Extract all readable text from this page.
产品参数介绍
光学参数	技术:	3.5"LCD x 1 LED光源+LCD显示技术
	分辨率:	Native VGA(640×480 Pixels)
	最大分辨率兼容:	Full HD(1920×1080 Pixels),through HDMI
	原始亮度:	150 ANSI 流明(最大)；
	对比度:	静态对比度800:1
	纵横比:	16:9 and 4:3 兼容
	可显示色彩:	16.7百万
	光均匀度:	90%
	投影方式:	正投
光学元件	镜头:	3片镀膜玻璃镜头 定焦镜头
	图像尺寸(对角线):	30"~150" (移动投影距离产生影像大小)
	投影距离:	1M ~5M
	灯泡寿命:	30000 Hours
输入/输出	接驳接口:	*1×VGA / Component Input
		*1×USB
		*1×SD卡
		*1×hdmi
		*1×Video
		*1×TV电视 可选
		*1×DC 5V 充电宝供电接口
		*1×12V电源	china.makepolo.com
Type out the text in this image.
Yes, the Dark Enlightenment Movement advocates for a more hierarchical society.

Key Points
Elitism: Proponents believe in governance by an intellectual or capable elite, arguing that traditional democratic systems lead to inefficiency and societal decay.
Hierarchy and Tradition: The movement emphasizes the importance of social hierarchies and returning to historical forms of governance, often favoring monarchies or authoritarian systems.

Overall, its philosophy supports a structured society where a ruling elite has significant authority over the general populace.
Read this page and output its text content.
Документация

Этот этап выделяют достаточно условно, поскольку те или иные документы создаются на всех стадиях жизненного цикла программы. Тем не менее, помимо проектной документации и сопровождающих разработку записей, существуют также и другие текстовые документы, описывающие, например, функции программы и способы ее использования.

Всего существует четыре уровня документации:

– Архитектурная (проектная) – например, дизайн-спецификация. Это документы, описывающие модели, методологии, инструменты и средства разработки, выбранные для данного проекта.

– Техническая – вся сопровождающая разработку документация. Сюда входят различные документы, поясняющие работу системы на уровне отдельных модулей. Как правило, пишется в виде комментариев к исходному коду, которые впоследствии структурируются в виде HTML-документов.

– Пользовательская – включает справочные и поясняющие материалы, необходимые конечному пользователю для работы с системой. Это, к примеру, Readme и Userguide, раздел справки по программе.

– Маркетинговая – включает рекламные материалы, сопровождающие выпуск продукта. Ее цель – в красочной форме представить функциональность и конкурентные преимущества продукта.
----
Task brief:
Quote the entire listing above exactly.

In response:
Extract all readable text from this page.
产品参数介绍
光学参数	技术:	3.5"LCD x 1 LED光源+LCD显示技术
	分辨率:	Native VGA(640×480 Pixels)
	最大分辨率兼容:	Full HD(1920×1080 Pixels),through HDMI
	原始亮度:	150 ANSI 流明(最大)；
	对比度:	静态对比度800:1
	纵横比:	16:9 and 4:3 兼容
	可显示色彩:	16.7百万
	光均匀度:	90%
	投影方式:	正投
光学元件	镜头:	3片镀膜玻璃镜头 定焦镜头
	图像尺寸(对角线):	30"~150" (移动投影距离产生影像大小)
	投影距离:	1M ~5M
	灯泡寿命:	30000 Hours
输入/输出	接驳接口:	*1×VGA / Component Input
		*1×USB
		*1×SD卡
		*1×hdmi
		*1×Video
		*1×TV电视 可选
		*1×DC 5V 充电宝供电接口
		*1×12V电源	china.makepolo.com
Type out the text in this image.
Yes, the Dark Enlightenment Movement advocates for a more hierarchical society.

Key Points
Elitism: Proponents believe in governance by an intellectual or capable elite, arguing that traditional democratic systems lead to inefficiency and societal decay.
Hierarchy and Tradition: The movement emphasizes the importance of social hierarchies and returning to historical forms of governance, often favoring monarchies or authoritarian systems.

Overall, its philosophy supports a structured society where a ruling elite has significant authority over the general populace.
Read this page and output its text content.
Документация

Этот этап выделяют достаточно условно, поскольку те или иные документы создаются на всех стадиях жизненного цикла программы. Тем не менее, помимо проектной документации и сопровождающих разработку записей, существуют также и другие текстовые документы, описывающие, например, функции программы и способы ее использования.

Всего существует четыре уровня документации:

– Архитектурная (проектная) – например, дизайн-спецификация. Это документы, описывающие модели, методологии, инструменты и средства разработки, выбранные для данного проекта.

– Техническая – вся сопровождающая разработку документация. Сюда входят различные документы, поясняющие работу системы на уровне отдельных модулей. Как правило, пишется в виде комментариев к исходному коду, которые впоследствии структурируются в виде HTML-документов.

– Пользовательская – включает справочные и поясняющие материалы, необходимые конечному пользователю для работы с системой. Это, к примеру, Readme и Userguide, раздел справки по программе.

– Маркетинговая – включает рекламные материалы, сопровождающие выпуск продукта. Ее цель – в красочной форме представить функциональность и конкурентные преимущества продукта.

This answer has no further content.